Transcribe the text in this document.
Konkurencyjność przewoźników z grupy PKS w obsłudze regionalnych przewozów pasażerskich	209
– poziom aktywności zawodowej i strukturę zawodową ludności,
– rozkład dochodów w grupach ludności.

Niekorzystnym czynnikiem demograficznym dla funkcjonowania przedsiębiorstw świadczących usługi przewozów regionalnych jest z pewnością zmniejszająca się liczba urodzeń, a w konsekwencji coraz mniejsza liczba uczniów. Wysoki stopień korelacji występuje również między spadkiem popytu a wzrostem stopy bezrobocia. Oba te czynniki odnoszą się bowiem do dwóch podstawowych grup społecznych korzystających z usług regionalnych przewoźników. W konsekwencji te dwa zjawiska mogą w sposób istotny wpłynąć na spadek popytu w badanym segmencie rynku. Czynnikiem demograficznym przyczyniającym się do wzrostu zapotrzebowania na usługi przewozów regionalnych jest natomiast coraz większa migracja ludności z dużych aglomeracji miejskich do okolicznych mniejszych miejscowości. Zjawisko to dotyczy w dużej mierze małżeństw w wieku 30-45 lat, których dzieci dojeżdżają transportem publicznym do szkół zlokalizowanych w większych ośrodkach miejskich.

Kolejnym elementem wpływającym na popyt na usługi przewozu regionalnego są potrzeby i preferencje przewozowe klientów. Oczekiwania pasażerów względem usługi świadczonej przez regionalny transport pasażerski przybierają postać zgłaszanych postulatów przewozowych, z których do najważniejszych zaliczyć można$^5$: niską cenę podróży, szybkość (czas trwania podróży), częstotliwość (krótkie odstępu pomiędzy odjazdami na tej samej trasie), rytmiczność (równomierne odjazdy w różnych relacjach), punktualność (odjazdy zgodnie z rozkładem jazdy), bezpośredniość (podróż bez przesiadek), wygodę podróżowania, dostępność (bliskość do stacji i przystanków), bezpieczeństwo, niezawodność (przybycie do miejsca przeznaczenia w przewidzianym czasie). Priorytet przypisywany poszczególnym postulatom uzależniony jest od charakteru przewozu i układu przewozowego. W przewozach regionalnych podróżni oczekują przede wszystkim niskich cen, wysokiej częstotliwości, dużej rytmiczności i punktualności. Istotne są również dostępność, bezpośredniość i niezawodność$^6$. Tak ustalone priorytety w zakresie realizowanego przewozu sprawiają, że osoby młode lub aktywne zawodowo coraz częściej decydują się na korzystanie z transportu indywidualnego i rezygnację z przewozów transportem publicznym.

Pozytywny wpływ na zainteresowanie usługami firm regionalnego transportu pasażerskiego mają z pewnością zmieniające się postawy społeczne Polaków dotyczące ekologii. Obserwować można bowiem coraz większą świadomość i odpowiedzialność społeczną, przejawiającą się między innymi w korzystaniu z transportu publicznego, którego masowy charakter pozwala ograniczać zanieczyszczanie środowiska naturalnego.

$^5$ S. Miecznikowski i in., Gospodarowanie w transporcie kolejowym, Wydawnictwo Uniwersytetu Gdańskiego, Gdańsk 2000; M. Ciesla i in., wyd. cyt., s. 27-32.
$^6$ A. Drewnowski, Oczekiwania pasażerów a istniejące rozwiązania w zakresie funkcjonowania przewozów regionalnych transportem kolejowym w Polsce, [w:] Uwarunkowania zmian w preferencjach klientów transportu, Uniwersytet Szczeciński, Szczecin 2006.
------------
### TASK TO CARRY OUT
Provide an exact reproduction of all the entries shown above.

### ANSWER FOR THE TASK
Transcribe the text in this document.
Konkurencyjność przewoźników z grupy PKS w obsłudze regionalnych przewozów pasażerskich	209
– poziom aktywności zawodowej i strukturę zawodową ludności,
– rozkład dochodów w grupach ludności.

Niekorzystnym czynnikiem demograficznym dla funkcjonowania przedsiębiorstw świadczących usługi przewozów regionalnych jest z pewnością zmniejszająca się liczba urodzeń, a w konsekwencji coraz mniejsza liczba uczniów. Wysoki stopień korelacji występuje również między spadkiem popytu a wzrostem stopy bezrobocia. Oba te czynniki odnoszą się bowiem do dwóch podstawowych grup społecznych korzystających z usług regionalnych przewoźników. W konsekwencji te dwa zjawiska mogą w sposób istotny wpłynąć na spadek popytu w badanym segmencie rynku. Czynnikiem demograficznym przyczyniającym się do wzrostu zapotrzebowania na usługi przewozów regionalnych jest natomiast coraz większa migracja ludności z dużych aglomeracji miejskich do okolicznych mniejszych miejscowości. Zjawisko to dotyczy w dużej mierze małżeństw w wieku 30-45 lat, których dzieci dojeżdżają transportem publicznym do szkół zlokalizowanych w większych ośrodkach miejskich.

Kolejnym elementem wpływającym na popyt na usługi przewozu regionalnego są potrzeby i preferencje przewozowe klientów. Oczekiwania pasażerów względem usługi świadczonej przez regionalny transport pasażerski przybierają postać zgłaszanych postulatów przewozowych, z których do najważniejszych zaliczyć można$^5$: niską cenę podróży, szybkość (czas trwania podróży), częstotliwość (krótkie odstępu pomiędzy odjazdami na tej samej trasie), rytmiczność (równomierne odjazdy w różnych relacjach), punktualność (odjazdy zgodnie z rozkładem jazdy), bezpośredniość (podróż bez przesiadek), wygodę podróżowania, dostępność (bliskość do stacji i przystanków), bezpieczeństwo, niezawodność (przybycie do miejsca przeznaczenia w przewidzianym czasie). Priorytet przypisywany poszczególnym postulatom uzależniony jest od charakteru przewozu i układu przewozowego. W przewozach regionalnych podróżni oczekują przede wszystkim niskich cen, wysokiej częstotliwości, dużej rytmiczności i punktualności. Istotne są również dostępność, bezpośredniość i niezawodność$^6$. Tak ustalone priorytety w zakresie realizowanego przewozu sprawiają, że osoby młode lub aktywne zawodowo coraz częściej decydują się na korzystanie z transportu indywidualnego i rezygnację z przewozów transportem publicznym.

Pozytywny wpływ na zainteresowanie usługami firm regionalnego transportu pasażerskiego mają z pewnością zmieniające się postawy społeczne Polaków dotyczące ekologii. Obserwować można bowiem coraz większą świadomość i odpowiedzialność społeczną, przejawiającą się między innymi w korzystaniu z transportu publicznego, którego masowy charakter pozwala ograniczać zanieczyszczanie środowiska naturalnego.

$^5$ S. Miecznikowski i in., Gospodarowanie w transporcie kolejowym, Wydawnictwo Uniwersytetu Gdańskiego, Gdańsk 2000; M. Ciesla i in., wyd. cyt., s. 27-32.
$^6$ A. Drewnowski, Oczekiwania pasażerów a istniejące rozwiązania w zakresie funkcjonowania przewozów regionalnych transportem kolejowym w Polsce, [w:] Uwarunkowania zmian w preferencjach klientów transportu, Uniwersytet Szczeciński, Szczecin 2006.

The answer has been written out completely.